## [Material]

****

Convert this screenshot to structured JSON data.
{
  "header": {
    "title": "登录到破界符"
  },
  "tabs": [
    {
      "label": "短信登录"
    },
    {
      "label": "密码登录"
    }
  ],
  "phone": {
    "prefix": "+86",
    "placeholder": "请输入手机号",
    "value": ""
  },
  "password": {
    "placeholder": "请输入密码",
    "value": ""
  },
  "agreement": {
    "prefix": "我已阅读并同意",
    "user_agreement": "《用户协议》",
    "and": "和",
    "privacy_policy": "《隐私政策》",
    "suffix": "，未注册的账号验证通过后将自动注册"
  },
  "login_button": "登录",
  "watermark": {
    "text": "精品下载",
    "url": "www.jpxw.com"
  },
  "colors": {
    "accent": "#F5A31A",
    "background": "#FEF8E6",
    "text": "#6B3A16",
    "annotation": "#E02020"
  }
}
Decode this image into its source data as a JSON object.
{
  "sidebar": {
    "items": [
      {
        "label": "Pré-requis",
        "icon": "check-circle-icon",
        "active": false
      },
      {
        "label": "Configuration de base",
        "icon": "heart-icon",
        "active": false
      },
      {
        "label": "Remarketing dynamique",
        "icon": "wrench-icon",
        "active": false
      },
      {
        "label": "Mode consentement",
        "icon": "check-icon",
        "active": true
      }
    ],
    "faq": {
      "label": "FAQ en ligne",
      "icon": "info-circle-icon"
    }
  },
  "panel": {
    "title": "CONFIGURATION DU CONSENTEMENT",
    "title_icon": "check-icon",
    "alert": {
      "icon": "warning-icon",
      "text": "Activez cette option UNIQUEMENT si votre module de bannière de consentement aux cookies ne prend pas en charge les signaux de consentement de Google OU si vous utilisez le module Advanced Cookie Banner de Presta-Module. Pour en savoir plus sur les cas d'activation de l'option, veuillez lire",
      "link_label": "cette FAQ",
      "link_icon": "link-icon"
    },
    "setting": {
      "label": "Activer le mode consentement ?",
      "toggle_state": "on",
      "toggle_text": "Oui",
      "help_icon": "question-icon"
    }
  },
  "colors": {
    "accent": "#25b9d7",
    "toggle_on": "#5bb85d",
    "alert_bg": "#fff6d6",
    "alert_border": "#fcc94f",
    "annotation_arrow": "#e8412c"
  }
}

****

## [Your instructions]
Search the entries for the word "check" and copy every line that has it.

## [Response]
        "icon": "check-circle-icon",
        "icon": "check-icon",
    "title_icon": "check-icon",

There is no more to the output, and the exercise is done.